Given request. Your answer should be one number: the count of lines in these entries that hold the word "summary".

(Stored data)
Begin

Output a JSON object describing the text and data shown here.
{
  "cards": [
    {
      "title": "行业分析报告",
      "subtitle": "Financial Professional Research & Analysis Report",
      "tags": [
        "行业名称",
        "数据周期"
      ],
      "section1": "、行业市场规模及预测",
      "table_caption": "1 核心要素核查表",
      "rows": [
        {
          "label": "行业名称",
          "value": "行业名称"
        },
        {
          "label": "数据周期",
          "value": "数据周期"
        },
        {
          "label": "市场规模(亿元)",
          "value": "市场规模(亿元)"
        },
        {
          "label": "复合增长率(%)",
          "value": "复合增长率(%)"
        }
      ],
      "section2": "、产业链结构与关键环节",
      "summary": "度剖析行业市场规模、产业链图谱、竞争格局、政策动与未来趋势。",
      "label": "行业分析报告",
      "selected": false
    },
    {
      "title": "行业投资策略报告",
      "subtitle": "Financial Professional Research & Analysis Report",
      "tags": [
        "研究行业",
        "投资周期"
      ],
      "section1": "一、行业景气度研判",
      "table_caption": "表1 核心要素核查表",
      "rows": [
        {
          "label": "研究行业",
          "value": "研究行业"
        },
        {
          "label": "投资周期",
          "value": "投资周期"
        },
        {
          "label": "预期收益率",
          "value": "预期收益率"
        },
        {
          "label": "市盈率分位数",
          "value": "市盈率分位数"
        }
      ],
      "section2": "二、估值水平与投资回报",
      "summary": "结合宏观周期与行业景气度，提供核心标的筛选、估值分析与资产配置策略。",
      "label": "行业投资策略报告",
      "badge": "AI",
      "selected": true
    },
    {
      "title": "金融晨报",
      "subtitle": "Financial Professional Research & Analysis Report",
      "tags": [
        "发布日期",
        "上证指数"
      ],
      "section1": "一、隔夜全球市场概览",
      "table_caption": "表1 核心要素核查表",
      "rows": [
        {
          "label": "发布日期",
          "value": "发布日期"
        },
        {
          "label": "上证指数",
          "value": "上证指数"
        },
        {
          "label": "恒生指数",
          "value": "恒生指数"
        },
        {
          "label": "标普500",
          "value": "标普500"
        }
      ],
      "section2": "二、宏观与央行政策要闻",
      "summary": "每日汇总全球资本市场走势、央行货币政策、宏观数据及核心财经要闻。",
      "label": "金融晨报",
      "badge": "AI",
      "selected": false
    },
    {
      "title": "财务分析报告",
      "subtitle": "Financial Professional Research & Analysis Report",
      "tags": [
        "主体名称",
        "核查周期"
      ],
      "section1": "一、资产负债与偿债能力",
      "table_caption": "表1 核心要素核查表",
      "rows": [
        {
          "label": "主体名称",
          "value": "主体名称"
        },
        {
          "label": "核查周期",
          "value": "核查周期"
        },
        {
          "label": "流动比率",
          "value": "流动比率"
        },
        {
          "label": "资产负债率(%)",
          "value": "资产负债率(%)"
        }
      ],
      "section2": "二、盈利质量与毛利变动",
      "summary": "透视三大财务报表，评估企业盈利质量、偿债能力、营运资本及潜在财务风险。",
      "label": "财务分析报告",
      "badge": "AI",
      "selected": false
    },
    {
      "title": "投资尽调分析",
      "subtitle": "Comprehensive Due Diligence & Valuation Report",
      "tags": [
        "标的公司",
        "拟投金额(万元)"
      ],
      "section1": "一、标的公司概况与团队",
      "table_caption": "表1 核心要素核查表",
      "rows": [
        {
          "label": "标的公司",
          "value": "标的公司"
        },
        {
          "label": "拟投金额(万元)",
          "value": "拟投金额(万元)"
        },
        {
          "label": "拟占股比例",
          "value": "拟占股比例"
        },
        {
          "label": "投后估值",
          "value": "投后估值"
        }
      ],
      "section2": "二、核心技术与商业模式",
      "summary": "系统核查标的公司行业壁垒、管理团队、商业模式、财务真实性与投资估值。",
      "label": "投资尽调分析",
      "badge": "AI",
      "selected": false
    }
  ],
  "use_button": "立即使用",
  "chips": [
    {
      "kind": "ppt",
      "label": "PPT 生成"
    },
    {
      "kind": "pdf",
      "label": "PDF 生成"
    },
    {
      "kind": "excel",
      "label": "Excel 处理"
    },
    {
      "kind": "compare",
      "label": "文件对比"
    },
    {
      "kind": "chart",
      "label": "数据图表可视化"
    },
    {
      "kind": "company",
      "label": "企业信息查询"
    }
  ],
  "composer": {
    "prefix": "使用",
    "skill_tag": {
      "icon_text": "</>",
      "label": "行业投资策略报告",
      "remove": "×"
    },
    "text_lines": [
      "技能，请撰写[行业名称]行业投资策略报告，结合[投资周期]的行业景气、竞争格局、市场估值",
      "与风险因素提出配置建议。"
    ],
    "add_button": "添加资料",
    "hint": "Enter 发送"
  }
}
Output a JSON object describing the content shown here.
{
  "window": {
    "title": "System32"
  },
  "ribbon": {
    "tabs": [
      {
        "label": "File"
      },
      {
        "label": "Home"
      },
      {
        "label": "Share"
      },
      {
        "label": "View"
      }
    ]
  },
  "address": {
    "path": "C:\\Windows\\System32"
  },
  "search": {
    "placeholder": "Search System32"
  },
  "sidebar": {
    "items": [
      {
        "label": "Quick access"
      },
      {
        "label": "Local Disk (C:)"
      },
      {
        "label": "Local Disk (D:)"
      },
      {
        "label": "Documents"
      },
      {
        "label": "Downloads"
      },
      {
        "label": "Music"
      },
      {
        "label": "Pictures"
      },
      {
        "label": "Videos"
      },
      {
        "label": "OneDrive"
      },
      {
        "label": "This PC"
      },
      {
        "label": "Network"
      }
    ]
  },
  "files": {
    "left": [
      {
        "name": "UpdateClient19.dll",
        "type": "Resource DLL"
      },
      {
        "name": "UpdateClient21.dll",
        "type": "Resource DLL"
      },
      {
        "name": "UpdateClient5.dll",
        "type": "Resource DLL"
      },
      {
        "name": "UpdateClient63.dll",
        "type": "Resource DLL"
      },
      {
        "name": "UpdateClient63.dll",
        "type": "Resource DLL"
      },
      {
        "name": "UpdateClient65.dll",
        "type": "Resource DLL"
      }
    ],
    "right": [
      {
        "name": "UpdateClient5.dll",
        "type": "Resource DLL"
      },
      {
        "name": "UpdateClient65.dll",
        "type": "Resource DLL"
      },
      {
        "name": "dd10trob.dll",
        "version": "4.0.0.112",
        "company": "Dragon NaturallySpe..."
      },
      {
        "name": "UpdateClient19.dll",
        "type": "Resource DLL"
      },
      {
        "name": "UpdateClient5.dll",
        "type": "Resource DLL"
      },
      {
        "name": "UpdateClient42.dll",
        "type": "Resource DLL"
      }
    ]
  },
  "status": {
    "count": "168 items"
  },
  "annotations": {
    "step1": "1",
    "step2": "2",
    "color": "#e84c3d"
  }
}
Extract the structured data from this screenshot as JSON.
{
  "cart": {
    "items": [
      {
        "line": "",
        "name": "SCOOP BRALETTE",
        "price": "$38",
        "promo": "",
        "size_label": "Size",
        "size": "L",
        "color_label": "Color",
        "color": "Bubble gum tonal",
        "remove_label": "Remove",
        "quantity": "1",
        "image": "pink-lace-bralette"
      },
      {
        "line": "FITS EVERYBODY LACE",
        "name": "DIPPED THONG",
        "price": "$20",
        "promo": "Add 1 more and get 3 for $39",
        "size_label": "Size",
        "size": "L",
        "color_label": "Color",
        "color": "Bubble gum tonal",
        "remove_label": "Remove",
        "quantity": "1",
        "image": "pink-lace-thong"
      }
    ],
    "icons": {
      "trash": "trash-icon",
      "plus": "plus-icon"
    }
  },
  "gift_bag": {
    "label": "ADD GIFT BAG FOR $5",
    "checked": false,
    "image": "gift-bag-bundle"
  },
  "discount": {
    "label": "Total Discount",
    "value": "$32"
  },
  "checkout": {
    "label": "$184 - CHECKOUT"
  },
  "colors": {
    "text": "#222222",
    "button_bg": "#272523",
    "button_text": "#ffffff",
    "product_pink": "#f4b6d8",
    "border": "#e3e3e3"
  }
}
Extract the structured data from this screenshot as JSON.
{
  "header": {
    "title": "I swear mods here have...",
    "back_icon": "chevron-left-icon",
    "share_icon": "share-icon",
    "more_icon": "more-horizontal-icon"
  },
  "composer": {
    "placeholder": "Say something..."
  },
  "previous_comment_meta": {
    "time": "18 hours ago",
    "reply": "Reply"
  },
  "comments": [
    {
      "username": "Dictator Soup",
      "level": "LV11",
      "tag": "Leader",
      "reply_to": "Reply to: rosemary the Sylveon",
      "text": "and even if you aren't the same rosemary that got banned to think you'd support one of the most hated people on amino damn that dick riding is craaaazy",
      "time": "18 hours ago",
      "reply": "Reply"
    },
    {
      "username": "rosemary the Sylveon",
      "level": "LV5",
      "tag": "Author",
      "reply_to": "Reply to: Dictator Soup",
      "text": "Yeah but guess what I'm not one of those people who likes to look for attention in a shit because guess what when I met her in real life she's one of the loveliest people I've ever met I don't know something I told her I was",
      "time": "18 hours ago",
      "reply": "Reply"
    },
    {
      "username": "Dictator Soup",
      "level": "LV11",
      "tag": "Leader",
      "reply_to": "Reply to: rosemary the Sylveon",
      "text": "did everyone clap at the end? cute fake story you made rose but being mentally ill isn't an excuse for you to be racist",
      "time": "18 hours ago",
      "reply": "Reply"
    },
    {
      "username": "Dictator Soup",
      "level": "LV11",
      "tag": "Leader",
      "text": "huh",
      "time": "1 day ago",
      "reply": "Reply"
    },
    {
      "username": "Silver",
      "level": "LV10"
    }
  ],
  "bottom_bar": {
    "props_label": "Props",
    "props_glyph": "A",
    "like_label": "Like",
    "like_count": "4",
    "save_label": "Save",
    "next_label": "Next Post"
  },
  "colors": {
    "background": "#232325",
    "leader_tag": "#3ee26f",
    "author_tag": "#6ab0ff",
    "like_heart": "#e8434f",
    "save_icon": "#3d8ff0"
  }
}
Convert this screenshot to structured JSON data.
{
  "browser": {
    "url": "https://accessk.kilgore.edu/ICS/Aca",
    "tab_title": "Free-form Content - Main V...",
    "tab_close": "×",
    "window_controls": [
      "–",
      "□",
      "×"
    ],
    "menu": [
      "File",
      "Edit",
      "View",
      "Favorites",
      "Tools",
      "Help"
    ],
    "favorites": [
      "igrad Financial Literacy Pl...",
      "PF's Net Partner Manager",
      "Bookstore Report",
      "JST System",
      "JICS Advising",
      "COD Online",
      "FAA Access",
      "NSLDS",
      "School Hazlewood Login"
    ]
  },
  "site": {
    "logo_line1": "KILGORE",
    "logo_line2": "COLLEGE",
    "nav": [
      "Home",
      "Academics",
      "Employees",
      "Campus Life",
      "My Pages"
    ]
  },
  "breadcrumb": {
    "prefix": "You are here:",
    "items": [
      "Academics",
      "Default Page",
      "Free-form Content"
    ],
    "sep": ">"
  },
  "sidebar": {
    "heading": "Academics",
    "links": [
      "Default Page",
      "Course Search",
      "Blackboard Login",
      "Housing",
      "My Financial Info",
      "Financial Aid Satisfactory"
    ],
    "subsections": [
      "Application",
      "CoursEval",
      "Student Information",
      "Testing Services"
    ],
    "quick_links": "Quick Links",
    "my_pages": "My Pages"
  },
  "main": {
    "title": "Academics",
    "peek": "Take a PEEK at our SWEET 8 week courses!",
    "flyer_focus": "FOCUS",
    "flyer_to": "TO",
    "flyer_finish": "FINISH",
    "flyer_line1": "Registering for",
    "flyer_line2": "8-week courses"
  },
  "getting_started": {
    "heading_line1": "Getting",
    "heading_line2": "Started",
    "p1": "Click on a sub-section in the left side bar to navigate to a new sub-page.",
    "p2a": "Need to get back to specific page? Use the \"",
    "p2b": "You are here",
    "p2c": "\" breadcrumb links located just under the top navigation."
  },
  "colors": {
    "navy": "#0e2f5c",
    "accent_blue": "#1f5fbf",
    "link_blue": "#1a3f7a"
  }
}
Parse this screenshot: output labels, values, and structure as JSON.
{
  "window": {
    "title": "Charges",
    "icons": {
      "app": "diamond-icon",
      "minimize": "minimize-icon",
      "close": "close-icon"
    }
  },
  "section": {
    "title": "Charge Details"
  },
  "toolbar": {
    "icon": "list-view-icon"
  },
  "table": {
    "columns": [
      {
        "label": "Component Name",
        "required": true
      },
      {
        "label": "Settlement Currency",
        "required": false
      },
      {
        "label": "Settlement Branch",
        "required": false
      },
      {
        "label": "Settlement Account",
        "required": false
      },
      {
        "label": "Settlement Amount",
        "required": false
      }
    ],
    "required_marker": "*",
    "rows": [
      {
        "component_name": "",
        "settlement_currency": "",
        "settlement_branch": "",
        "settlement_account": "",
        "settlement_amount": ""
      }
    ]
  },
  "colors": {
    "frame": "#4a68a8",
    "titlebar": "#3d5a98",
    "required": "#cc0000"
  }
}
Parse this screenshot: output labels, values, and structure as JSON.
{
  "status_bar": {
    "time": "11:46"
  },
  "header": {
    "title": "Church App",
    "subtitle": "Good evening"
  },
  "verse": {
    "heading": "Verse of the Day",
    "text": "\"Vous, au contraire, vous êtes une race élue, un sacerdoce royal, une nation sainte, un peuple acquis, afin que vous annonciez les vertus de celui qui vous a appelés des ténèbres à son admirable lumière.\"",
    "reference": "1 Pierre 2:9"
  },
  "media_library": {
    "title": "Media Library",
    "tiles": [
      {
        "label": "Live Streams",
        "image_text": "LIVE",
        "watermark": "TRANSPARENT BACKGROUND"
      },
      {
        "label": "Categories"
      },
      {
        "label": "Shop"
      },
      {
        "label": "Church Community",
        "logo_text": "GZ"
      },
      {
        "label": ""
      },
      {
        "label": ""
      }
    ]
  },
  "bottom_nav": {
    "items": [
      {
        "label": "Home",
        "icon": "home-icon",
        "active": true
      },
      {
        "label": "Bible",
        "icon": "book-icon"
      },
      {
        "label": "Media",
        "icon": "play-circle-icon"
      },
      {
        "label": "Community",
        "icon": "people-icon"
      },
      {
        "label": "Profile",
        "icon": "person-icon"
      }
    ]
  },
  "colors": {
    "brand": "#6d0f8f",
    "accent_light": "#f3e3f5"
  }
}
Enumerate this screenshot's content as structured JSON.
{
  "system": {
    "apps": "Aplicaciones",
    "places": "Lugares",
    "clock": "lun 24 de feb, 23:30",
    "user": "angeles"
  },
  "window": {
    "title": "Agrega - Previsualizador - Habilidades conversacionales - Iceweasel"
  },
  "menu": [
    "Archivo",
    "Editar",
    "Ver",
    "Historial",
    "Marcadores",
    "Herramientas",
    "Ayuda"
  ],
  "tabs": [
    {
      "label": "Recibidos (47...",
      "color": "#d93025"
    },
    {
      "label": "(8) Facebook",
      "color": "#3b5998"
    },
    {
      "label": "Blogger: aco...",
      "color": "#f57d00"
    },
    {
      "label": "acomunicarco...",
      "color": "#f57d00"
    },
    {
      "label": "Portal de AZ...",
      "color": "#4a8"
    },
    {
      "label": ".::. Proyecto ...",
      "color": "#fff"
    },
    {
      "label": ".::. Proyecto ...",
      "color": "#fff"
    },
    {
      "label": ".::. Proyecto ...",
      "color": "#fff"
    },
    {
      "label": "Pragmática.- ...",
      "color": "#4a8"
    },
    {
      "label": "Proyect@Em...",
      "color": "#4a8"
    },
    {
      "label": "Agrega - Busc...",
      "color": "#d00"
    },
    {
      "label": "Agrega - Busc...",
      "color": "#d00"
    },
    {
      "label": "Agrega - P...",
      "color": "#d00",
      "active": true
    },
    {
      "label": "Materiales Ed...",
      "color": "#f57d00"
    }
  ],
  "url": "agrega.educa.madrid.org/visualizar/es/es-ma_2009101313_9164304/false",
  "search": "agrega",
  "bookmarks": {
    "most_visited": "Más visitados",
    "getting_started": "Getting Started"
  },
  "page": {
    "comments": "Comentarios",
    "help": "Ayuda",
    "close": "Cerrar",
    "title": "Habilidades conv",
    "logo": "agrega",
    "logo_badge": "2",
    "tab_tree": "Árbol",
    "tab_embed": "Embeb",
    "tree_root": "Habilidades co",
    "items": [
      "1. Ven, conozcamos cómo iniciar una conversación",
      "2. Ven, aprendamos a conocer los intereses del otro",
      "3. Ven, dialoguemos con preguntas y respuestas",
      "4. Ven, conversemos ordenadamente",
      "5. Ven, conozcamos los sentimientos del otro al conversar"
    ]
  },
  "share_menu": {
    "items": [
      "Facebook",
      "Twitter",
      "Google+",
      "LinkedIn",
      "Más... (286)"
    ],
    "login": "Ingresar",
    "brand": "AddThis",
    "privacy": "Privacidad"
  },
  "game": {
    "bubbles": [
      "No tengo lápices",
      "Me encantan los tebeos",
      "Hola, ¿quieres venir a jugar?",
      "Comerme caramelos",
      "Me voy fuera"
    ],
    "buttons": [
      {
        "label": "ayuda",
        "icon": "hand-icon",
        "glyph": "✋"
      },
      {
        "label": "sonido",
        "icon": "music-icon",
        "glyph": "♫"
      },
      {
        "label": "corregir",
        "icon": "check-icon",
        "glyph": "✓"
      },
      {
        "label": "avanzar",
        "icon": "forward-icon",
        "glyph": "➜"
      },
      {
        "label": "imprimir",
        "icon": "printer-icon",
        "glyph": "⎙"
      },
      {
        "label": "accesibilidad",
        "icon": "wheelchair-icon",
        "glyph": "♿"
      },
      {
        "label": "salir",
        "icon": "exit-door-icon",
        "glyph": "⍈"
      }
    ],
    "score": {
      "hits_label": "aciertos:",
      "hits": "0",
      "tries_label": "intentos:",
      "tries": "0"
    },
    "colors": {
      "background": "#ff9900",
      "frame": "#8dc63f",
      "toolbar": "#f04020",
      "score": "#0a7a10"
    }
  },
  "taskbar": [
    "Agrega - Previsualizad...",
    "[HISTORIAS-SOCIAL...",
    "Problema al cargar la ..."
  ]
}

End

Answer to this exercise. 5